##### Extracted material #####

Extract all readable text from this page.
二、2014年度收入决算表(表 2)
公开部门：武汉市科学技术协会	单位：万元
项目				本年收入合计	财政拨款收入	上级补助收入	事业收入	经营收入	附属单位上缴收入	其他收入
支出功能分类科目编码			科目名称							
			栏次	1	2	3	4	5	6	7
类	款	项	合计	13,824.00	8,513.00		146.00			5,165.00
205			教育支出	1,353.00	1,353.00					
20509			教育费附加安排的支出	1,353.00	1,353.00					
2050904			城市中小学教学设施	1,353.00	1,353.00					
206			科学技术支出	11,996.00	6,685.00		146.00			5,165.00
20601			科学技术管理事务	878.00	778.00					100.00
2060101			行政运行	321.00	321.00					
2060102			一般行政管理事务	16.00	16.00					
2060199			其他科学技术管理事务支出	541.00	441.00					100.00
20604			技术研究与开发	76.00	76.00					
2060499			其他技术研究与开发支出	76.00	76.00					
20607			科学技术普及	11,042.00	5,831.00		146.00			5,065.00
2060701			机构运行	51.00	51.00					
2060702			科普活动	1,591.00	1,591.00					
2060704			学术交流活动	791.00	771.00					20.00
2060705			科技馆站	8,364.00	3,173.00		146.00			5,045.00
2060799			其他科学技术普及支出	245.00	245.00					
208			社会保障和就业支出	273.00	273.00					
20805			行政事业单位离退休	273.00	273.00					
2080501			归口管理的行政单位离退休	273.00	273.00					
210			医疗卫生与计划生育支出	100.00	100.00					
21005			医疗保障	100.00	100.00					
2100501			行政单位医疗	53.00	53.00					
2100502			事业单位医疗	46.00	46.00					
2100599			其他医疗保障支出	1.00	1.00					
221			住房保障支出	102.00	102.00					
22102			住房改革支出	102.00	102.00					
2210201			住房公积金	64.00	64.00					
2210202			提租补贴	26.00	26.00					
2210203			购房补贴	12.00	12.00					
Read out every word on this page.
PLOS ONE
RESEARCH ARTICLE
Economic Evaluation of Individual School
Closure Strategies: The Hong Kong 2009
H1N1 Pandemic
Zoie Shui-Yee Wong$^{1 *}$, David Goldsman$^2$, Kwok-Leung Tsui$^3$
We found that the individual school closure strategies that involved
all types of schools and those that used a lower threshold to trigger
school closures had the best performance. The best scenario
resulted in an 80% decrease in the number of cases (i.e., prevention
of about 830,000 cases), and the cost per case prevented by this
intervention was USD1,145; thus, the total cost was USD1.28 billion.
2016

#####
##### Extracted material #####

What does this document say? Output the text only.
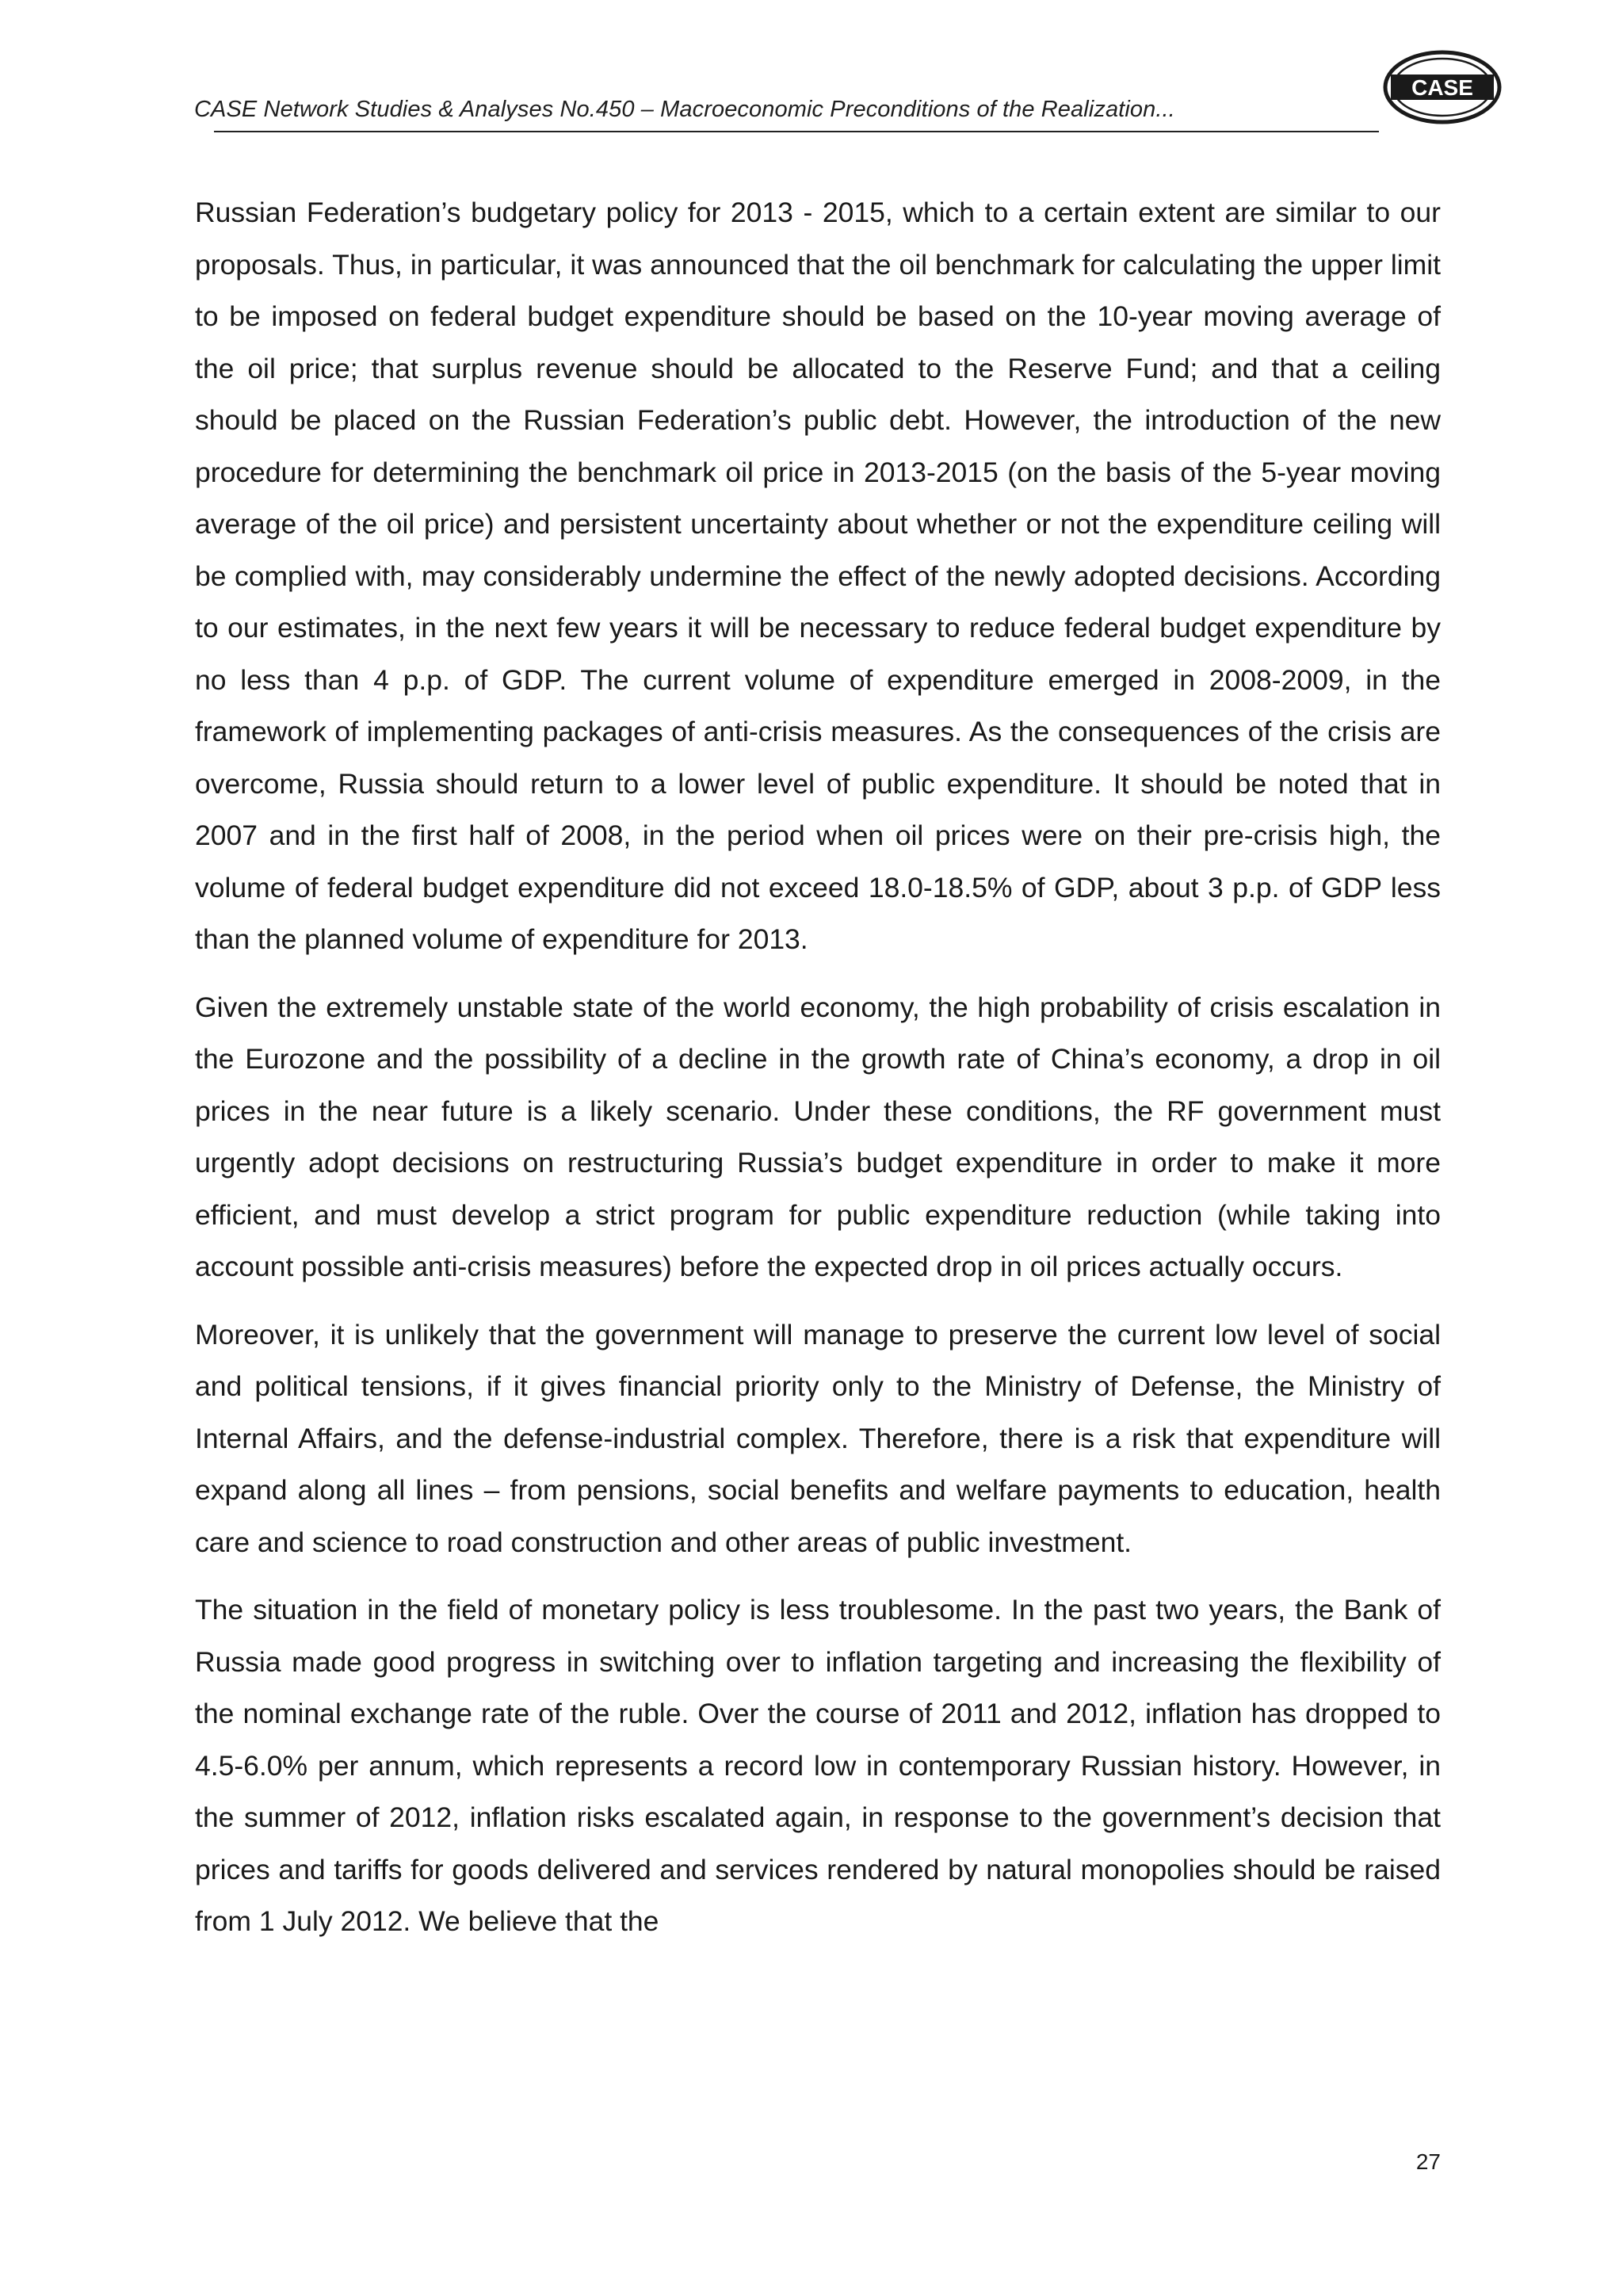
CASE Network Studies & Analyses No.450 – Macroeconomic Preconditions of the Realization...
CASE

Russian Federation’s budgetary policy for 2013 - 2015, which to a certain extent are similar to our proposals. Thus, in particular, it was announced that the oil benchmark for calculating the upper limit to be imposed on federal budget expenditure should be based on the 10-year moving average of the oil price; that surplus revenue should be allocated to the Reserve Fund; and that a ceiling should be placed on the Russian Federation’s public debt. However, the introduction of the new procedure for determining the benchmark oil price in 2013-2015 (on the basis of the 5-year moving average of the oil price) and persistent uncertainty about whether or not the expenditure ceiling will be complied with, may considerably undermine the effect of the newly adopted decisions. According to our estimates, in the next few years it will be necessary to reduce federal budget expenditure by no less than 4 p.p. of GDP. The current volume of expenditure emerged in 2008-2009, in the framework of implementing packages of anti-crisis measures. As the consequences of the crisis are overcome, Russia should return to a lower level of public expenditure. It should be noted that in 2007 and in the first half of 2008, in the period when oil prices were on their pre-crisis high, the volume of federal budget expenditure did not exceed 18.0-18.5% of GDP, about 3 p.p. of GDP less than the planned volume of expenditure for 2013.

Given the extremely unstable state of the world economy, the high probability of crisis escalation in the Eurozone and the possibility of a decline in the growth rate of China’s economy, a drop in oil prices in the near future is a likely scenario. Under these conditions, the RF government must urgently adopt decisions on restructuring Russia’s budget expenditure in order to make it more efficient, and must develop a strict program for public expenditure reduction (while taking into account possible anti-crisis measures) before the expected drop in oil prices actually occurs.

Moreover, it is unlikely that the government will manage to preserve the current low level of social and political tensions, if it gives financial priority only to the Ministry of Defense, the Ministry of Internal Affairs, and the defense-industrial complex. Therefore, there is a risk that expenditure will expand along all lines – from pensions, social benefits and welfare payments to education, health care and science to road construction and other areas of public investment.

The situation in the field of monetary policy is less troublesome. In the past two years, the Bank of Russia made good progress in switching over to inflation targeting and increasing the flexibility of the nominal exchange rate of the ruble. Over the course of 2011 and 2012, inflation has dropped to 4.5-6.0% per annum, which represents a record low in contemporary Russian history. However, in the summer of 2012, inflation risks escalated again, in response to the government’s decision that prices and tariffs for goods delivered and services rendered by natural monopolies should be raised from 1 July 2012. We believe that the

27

#####

Work to complete:
Gather every line from the listing above in which the word "cost" appears.

Response to the task:
of about 830,000 cases), and the cost per case prevented by this
intervention was USD1,145; thus, the total cost was USD1.28 billion.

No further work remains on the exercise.